DIRECTIVE >> Go through the data below. List every line that holds the word "JSON".

Records from a data source
==================================================

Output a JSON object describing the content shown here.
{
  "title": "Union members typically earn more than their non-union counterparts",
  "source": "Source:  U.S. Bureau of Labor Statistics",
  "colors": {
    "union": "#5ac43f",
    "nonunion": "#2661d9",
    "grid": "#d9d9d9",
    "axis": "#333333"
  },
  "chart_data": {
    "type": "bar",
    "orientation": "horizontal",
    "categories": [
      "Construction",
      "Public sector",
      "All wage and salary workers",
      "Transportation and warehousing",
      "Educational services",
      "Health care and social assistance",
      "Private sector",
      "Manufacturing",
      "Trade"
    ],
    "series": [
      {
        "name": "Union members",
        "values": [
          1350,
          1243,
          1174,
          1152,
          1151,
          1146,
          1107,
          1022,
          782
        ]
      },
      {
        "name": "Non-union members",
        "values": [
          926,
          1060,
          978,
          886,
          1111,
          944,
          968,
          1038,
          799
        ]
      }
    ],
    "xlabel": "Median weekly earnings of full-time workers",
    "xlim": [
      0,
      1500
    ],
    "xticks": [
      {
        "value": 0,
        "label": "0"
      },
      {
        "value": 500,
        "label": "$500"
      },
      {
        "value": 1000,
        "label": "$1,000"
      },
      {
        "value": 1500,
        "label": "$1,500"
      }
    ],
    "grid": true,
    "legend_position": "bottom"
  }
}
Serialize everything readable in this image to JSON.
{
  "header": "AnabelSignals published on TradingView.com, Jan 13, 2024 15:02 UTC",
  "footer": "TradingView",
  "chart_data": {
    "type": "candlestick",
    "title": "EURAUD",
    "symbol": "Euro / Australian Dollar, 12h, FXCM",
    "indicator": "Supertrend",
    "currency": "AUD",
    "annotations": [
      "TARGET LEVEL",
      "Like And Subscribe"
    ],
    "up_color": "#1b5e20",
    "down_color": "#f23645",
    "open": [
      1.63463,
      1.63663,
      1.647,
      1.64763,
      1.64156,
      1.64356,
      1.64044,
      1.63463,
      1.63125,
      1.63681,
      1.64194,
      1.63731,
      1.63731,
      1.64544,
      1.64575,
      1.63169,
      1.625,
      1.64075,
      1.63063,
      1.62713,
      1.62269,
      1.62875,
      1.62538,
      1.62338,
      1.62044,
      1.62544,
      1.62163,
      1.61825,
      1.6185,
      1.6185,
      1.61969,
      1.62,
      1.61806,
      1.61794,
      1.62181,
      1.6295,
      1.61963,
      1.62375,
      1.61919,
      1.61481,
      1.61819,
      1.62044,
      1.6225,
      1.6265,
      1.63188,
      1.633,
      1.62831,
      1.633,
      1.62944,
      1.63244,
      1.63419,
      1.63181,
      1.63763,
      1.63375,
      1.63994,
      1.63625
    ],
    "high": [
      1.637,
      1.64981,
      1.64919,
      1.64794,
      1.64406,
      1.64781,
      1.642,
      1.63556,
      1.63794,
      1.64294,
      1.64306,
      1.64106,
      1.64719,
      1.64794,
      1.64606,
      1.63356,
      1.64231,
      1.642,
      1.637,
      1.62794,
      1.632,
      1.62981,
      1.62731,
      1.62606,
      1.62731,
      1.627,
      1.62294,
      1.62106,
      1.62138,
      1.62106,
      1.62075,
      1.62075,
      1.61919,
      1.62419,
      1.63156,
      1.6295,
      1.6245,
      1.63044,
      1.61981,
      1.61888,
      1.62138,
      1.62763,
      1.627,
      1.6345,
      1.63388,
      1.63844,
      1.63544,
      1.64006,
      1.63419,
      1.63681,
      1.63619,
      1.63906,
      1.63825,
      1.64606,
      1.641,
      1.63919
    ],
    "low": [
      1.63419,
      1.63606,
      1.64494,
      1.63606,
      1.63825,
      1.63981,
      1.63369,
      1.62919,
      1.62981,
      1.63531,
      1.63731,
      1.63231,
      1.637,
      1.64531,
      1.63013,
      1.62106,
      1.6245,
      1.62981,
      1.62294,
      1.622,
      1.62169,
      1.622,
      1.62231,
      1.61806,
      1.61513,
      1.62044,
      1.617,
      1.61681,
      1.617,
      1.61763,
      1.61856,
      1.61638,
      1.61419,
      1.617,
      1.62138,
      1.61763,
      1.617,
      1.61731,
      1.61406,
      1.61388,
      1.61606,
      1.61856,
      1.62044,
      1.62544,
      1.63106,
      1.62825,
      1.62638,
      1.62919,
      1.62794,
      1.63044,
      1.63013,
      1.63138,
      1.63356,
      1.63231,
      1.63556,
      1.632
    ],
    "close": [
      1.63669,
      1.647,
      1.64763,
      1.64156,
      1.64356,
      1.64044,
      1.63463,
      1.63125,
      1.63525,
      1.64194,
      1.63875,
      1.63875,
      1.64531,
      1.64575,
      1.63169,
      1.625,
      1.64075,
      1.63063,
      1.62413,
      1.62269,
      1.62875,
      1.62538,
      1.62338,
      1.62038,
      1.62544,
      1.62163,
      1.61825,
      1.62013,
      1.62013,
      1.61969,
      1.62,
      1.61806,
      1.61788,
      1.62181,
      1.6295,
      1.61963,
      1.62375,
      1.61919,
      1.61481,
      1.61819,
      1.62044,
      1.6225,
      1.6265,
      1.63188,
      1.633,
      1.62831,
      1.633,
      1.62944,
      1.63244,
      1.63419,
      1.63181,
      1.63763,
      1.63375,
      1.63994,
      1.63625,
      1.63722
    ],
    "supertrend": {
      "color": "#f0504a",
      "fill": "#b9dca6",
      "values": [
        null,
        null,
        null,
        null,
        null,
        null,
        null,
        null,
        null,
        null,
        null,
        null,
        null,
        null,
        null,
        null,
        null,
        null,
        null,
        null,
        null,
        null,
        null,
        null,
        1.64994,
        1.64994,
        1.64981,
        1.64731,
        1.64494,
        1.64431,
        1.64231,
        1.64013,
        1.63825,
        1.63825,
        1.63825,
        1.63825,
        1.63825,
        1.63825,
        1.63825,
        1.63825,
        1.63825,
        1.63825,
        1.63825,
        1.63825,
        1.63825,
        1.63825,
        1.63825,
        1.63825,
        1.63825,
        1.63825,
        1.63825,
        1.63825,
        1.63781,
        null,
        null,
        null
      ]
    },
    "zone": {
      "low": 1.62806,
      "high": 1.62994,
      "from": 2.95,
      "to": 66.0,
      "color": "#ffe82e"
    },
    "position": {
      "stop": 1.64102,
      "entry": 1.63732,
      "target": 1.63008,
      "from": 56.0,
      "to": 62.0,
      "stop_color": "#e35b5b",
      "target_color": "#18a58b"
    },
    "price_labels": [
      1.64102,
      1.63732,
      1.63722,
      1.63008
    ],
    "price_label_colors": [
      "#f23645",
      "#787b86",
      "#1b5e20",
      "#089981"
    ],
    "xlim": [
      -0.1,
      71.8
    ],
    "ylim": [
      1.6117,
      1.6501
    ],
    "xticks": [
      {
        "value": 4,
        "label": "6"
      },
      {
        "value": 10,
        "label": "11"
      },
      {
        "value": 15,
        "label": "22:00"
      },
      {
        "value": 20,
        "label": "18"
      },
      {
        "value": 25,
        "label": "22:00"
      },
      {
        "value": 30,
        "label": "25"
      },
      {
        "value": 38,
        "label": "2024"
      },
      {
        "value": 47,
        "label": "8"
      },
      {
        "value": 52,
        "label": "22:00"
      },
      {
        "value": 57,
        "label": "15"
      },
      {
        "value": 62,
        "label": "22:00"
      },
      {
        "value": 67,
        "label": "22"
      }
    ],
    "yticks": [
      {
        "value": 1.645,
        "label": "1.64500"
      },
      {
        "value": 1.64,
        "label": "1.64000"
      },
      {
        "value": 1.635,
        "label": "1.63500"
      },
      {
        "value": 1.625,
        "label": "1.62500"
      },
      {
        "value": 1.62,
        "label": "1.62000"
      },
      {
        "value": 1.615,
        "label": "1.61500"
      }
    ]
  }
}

==================================================

FINISHED EXERCISE >>
Output a JSON object describing the content shown here.
Serialize everything readable in this image to JSON.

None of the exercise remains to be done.